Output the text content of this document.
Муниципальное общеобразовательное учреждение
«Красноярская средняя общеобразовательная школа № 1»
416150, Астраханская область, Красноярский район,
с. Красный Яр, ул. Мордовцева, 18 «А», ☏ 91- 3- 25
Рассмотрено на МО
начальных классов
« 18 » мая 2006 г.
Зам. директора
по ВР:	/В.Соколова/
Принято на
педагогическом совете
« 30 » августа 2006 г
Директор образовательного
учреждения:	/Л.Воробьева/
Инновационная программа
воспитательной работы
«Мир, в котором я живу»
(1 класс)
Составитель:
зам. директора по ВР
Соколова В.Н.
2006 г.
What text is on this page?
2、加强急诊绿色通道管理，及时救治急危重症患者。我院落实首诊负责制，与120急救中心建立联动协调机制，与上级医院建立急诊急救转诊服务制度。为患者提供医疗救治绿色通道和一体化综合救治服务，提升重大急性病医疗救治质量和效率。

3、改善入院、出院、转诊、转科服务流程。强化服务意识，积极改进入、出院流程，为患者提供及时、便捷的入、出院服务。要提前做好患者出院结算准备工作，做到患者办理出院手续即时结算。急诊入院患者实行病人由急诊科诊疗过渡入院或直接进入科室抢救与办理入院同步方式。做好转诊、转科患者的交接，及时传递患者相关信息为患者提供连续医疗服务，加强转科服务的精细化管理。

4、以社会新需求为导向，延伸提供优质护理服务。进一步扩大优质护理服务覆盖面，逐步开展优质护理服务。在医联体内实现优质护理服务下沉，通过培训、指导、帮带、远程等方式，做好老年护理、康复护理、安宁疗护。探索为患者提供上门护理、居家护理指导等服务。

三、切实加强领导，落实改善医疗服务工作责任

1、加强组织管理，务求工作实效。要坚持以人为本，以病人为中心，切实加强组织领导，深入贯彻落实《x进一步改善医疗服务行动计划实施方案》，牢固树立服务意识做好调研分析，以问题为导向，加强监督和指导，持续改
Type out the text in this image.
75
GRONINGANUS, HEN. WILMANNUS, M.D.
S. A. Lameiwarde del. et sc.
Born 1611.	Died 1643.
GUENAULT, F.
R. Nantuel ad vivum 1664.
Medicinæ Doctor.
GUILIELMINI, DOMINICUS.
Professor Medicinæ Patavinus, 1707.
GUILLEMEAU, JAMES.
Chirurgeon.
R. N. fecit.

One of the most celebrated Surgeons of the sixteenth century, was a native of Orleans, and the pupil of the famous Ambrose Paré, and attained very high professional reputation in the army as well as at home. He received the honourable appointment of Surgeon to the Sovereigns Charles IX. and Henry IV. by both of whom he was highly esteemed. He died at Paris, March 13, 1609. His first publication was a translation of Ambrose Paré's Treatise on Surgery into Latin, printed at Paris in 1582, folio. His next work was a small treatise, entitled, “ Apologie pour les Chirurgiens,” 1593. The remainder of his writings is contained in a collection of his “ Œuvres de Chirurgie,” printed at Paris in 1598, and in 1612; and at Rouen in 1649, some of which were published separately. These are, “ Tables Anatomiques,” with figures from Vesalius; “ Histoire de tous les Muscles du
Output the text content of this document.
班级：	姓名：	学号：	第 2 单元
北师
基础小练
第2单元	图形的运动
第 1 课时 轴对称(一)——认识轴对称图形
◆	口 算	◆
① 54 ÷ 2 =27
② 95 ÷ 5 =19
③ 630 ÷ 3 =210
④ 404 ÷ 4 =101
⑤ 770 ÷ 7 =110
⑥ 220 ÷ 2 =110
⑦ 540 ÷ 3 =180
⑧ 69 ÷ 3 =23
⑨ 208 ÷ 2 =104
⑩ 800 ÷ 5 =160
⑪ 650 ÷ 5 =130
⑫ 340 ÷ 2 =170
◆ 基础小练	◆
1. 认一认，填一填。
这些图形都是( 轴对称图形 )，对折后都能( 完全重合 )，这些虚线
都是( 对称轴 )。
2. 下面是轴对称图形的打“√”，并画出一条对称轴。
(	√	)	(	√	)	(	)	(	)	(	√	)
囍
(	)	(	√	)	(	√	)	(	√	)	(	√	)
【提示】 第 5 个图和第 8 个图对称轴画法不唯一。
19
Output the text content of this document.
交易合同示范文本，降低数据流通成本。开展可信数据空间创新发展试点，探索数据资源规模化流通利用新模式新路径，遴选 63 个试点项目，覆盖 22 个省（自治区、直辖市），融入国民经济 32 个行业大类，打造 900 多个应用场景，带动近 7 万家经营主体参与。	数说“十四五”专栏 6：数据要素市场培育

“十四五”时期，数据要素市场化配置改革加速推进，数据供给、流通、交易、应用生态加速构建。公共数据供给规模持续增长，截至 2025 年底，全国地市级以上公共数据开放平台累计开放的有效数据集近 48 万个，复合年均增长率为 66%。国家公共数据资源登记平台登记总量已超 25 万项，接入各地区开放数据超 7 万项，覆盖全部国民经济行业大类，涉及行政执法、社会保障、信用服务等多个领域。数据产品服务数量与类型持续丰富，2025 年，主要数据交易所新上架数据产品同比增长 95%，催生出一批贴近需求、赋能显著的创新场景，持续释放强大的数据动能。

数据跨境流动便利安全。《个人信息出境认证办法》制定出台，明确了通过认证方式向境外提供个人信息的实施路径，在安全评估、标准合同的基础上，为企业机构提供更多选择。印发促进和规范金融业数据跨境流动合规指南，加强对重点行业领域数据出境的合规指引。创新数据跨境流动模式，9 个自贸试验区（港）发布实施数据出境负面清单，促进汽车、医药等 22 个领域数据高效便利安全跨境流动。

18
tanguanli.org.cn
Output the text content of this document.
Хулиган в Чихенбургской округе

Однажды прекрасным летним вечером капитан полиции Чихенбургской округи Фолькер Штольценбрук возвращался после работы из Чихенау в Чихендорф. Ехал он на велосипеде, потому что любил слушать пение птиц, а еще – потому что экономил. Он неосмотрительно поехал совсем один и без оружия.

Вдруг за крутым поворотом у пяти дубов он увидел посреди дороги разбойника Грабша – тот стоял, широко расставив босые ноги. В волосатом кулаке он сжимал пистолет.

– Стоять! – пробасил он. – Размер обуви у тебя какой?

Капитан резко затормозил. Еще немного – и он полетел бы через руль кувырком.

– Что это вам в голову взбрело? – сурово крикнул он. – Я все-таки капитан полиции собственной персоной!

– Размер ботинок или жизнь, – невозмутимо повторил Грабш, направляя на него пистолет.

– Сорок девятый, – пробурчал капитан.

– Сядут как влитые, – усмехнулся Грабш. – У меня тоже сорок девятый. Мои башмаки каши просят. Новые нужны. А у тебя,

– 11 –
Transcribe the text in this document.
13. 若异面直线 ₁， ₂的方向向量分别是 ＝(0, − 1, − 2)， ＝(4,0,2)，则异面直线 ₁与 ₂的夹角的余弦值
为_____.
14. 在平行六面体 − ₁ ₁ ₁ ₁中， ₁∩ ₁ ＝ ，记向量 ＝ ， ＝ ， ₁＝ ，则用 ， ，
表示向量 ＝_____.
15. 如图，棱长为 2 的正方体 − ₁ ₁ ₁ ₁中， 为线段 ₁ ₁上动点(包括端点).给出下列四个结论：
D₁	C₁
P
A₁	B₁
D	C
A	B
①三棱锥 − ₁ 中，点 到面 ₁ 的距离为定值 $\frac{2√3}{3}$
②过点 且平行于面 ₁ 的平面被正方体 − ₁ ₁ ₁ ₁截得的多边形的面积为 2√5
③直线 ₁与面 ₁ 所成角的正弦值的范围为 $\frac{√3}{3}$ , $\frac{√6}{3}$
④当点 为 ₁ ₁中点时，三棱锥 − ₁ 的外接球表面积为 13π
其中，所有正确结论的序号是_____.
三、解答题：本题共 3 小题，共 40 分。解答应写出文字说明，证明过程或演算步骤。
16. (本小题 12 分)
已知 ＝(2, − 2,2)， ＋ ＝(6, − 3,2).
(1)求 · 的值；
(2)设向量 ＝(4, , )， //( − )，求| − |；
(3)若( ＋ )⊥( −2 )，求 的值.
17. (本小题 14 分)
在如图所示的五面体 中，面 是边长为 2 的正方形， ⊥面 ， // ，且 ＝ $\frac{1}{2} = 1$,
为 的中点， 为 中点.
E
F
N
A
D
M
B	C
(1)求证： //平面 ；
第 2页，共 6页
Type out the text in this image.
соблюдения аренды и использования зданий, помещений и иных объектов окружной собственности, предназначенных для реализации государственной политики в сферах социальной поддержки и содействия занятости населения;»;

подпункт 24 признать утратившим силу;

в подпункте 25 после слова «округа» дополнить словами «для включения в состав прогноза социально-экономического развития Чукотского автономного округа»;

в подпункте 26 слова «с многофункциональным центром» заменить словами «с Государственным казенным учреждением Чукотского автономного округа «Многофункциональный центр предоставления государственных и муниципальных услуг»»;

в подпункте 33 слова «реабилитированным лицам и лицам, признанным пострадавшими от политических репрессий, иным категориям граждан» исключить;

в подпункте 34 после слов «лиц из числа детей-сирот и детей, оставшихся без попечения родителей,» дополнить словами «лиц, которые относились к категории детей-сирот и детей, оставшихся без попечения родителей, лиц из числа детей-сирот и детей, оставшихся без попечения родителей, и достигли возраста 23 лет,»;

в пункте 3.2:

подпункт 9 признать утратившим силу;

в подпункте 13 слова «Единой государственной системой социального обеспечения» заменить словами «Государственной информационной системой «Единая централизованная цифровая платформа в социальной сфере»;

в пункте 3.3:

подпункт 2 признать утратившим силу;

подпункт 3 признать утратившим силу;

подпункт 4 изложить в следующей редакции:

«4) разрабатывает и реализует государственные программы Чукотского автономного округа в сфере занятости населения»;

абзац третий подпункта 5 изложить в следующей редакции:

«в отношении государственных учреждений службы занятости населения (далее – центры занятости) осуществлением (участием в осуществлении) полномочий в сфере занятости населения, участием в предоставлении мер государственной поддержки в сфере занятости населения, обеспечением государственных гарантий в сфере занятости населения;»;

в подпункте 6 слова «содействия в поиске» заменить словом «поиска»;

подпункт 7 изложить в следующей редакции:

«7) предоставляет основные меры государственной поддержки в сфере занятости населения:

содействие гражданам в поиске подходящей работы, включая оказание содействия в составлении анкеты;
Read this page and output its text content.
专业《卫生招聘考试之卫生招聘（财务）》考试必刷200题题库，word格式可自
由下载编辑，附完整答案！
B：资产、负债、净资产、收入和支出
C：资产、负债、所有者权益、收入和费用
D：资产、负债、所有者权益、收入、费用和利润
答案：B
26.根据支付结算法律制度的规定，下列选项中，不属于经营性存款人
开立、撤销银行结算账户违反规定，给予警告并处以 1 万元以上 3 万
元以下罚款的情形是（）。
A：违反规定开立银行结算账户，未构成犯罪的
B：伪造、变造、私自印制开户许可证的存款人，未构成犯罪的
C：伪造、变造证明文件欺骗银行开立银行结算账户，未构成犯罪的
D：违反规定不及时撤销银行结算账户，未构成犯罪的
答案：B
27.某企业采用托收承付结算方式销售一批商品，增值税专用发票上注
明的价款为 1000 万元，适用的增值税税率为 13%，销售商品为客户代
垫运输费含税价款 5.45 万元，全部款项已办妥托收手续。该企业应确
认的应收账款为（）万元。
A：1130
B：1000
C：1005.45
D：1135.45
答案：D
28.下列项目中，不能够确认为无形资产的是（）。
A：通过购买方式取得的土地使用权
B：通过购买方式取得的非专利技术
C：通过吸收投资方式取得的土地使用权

____

Return every line above that contains the word "силу".

подпункт 24 признать утратившим силу;
подпункт 9 признать утратившим силу;
подпункт 2 признать утратившим силу;
подпункт 3 признать утратившим силу;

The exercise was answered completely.